Dataset items

##########

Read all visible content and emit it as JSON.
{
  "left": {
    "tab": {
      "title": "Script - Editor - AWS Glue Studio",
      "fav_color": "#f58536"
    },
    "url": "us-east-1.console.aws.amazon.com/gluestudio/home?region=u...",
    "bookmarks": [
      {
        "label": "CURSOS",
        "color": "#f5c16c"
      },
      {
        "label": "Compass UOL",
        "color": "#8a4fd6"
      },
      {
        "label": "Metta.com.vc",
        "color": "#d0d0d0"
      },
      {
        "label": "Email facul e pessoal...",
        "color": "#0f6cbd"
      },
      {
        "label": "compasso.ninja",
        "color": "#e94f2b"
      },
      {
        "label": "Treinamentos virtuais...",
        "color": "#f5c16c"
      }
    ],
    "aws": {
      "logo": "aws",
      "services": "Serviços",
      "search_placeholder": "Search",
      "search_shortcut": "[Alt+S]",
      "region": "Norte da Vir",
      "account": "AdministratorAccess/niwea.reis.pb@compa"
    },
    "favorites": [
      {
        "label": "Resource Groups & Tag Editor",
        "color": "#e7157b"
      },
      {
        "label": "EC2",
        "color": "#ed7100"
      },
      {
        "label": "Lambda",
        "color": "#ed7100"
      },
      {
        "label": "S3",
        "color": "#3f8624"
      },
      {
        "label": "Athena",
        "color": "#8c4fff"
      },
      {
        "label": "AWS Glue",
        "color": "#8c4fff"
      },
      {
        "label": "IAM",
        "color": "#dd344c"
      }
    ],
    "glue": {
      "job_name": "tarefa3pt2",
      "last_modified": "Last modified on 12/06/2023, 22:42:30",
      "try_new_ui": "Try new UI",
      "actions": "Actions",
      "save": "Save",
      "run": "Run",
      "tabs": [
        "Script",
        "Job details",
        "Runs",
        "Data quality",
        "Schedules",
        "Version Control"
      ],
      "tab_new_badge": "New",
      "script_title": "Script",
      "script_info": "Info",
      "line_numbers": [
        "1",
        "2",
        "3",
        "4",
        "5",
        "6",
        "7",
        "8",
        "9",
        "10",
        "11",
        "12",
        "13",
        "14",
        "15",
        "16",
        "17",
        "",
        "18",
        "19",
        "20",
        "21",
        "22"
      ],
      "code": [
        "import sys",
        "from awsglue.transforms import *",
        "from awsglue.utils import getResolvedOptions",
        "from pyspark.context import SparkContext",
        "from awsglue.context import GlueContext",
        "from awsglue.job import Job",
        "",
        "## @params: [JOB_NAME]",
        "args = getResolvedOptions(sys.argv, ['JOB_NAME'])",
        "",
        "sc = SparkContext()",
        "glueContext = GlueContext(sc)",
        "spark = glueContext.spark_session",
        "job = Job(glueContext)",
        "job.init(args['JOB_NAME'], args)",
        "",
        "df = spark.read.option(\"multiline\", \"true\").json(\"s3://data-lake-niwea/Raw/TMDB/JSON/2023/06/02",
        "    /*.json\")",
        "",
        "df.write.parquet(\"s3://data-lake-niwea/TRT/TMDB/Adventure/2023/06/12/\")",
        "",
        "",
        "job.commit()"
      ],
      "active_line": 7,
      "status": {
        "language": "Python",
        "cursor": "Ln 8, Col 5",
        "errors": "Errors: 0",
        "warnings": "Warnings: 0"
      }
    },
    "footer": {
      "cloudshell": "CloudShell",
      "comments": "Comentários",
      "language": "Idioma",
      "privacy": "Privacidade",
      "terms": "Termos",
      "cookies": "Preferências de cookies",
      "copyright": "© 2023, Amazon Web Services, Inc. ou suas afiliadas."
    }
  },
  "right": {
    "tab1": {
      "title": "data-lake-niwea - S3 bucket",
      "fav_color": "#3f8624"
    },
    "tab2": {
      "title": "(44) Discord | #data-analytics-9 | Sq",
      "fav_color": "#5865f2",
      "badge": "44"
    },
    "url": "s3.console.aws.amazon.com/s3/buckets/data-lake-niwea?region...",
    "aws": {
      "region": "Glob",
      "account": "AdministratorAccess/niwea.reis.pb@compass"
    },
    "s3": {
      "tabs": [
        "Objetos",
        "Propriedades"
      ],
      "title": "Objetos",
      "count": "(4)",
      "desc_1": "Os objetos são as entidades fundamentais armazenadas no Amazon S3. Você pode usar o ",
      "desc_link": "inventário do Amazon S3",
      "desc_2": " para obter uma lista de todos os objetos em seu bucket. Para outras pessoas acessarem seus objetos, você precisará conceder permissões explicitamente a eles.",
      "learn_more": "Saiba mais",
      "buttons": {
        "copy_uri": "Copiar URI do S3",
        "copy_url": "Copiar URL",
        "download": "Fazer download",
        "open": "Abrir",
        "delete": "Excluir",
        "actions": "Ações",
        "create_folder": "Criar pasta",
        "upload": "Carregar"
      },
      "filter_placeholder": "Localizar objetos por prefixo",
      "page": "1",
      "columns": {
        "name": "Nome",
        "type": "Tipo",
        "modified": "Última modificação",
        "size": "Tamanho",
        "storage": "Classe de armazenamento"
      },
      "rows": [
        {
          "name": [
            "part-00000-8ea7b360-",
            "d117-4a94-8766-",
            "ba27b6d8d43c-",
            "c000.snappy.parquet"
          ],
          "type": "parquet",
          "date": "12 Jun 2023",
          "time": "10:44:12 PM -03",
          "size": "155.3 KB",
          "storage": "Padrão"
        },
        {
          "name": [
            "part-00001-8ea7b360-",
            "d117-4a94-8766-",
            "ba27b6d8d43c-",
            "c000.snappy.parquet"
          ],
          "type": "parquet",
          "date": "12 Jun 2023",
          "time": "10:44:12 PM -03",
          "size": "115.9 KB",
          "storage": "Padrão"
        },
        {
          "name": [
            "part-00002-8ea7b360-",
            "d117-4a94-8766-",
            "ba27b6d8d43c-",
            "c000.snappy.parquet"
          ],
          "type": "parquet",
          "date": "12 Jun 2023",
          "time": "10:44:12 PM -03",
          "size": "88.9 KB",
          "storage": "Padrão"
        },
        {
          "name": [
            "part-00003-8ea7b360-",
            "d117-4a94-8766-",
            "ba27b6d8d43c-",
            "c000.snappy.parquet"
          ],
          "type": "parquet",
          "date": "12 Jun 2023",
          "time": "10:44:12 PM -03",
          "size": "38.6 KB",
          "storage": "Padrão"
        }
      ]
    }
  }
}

##########

* [Written instruction] Transcribe each entry exactly.

* [Expected output]
Read all visible content and emit it as JSON.
{
  "left": {
    "tab": {
      "title": "Script - Editor - AWS Glue Studio",
      "fav_color": "#f58536"
    },
    "url": "us-east-1.console.aws.amazon.com/gluestudio/home?region=u...",
    "bookmarks": [
      {
        "label": "CURSOS",
        "color": "#f5c16c"
      },
      {
        "label": "Compass UOL",
        "color": "#8a4fd6"
      },
      {
        "label": "Metta.com.vc",
        "color": "#d0d0d0"
      },
      {
        "label": "Email facul e pessoal...",
        "color": "#0f6cbd"
      },
      {
        "label": "compasso.ninja",
        "color": "#e94f2b"
      },
      {
        "label": "Treinamentos virtuais...",
        "color": "#f5c16c"
      }
    ],
    "aws": {
      "logo": "aws",
      "services": "Serviços",
      "search_placeholder": "Search",
      "search_shortcut": "[Alt+S]",
      "region": "Norte da Vir",
      "account": "AdministratorAccess/niwea.reis.pb@compa"
    },
    "favorites": [
      {
        "label": "Resource Groups & Tag Editor",
        "color": "#e7157b"
      },
      {
        "label": "EC2",
        "color": "#ed7100"
      },
      {
        "label": "Lambda",
        "color": "#ed7100"
      },
      {
        "label": "S3",
        "color": "#3f8624"
      },
      {
        "label": "Athena",
        "color": "#8c4fff"
      },
      {
        "label": "AWS Glue",
        "color": "#8c4fff"
      },
      {
        "label": "IAM",
        "color": "#dd344c"
      }
    ],
    "glue": {
      "job_name": "tarefa3pt2",
      "last_modified": "Last modified on 12/06/2023, 22:42:30",
      "try_new_ui": "Try new UI",
      "actions": "Actions",
      "save": "Save",
      "run": "Run",
      "tabs": [
        "Script",
        "Job details",
        "Runs",
        "Data quality",
        "Schedules",
        "Version Control"
      ],
      "tab_new_badge": "New",
      "script_title": "Script",
      "script_info": "Info",
      "line_numbers": [
        "1",
        "2",
        "3",
        "4",
        "5",
        "6",
        "7",
        "8",
        "9",
        "10",
        "11",
        "12",
        "13",
        "14",
        "15",
        "16",
        "17",
        "",
        "18",
        "19",
        "20",
        "21",
        "22"
      ],
      "code": [
        "import sys",
        "from awsglue.transforms import *",
        "from awsglue.utils import getResolvedOptions",
        "from pyspark.context import SparkContext",
        "from awsglue.context import GlueContext",
        "from awsglue.job import Job",
        "",
        "## @params: [JOB_NAME]",
        "args = getResolvedOptions(sys.argv, ['JOB_NAME'])",
        "",
        "sc = SparkContext()",
        "glueContext = GlueContext(sc)",
        "spark = glueContext.spark_session",
        "job = Job(glueContext)",
        "job.init(args['JOB_NAME'], args)",
        "",
        "df = spark.read.option(\"multiline\", \"true\").json(\"s3://data-lake-niwea/Raw/TMDB/JSON/2023/06/02",
        "    /*.json\")",
        "",
        "df.write.parquet(\"s3://data-lake-niwea/TRT/TMDB/Adventure/2023/06/12/\")",
        "",
        "",
        "job.commit()"
      ],
      "active_line": 7,
      "status": {
        "language": "Python",
        "cursor": "Ln 8, Col 5",
        "errors": "Errors: 0",
        "warnings": "Warnings: 0"
      }
    },
    "footer": {
      "cloudshell": "CloudShell",
      "comments": "Comentários",
      "language": "Idioma",
      "privacy": "Privacidade",
      "terms": "Termos",
      "cookies": "Preferências de cookies",
      "copyright": "© 2023, Amazon Web Services, Inc. ou suas afiliadas."
    }
  },
  "right": {
    "tab1": {
      "title": "data-lake-niwea - S3 bucket",
      "fav_color": "#3f8624"
    },
    "tab2": {
      "title": "(44) Discord | #data-analytics-9 | Sq",
      "fav_color": "#5865f2",
      "badge": "44"
    },
    "url": "s3.console.aws.amazon.com/s3/buckets/data-lake-niwea?region...",
    "aws": {
      "region": "Glob",
      "account": "AdministratorAccess/niwea.reis.pb@compass"
    },
    "s3": {
      "tabs": [
        "Objetos",
        "Propriedades"
      ],
      "title": "Objetos",
      "count": "(4)",
      "desc_1": "Os objetos são as entidades fundamentais armazenadas no Amazon S3. Você pode usar o ",
      "desc_link": "inventário do Amazon S3",
      "desc_2": " para obter uma lista de todos os objetos em seu bucket. Para outras pessoas acessarem seus objetos, você precisará conceder permissões explicitamente a eles.",
      "learn_more": "Saiba mais",
      "buttons": {
        "copy_uri": "Copiar URI do S3",
        "copy_url": "Copiar URL",
        "download": "Fazer download",
        "open": "Abrir",
        "delete": "Excluir",
        "actions": "Ações",
        "create_folder": "Criar pasta",
        "upload": "Carregar"
      },
      "filter_placeholder": "Localizar objetos por prefixo",
      "page": "1",
      "columns": {
        "name": "Nome",
        "type": "Tipo",
        "modified": "Última modificação",
        "size": "Tamanho",
        "storage": "Classe de armazenamento"
      },
      "rows": [
        {
          "name": [
            "part-00000-8ea7b360-",
            "d117-4a94-8766-",
            "ba27b6d8d43c-",
            "c000.snappy.parquet"
          ],
          "type": "parquet",
          "date": "12 Jun 2023",
          "time": "10:44:12 PM -03",
          "size": "155.3 KB",
          "storage": "Padrão"
        },
        {
          "name": [
            "part-00001-8ea7b360-",
            "d117-4a94-8766-",
            "ba27b6d8d43c-",
            "c000.snappy.parquet"
          ],
          "type": "parquet",
          "date": "12 Jun 2023",
          "time": "10:44:12 PM -03",
          "size": "115.9 KB",
          "storage": "Padrão"
        },
        {
          "name": [
            "part-00002-8ea7b360-",
            "d117-4a94-8766-",
            "ba27b6d8d43c-",
            "c000.snappy.parquet"
          ],
          "type": "parquet",
          "date": "12 Jun 2023",
          "time": "10:44:12 PM -03",
          "size": "88.9 KB",
          "storage": "Padrão"
        },
        {
          "name": [
            "part-00003-8ea7b360-",
            "d117-4a94-8766-",
            "ba27b6d8d43c-",
            "c000.snappy.parquet"
          ],
          "type": "parquet",
          "date": "12 Jun 2023",
          "time": "10:44:12 PM -03",
          "size": "38.6 KB",
          "storage": "Padrão"
        }
      ]
    }
  }
}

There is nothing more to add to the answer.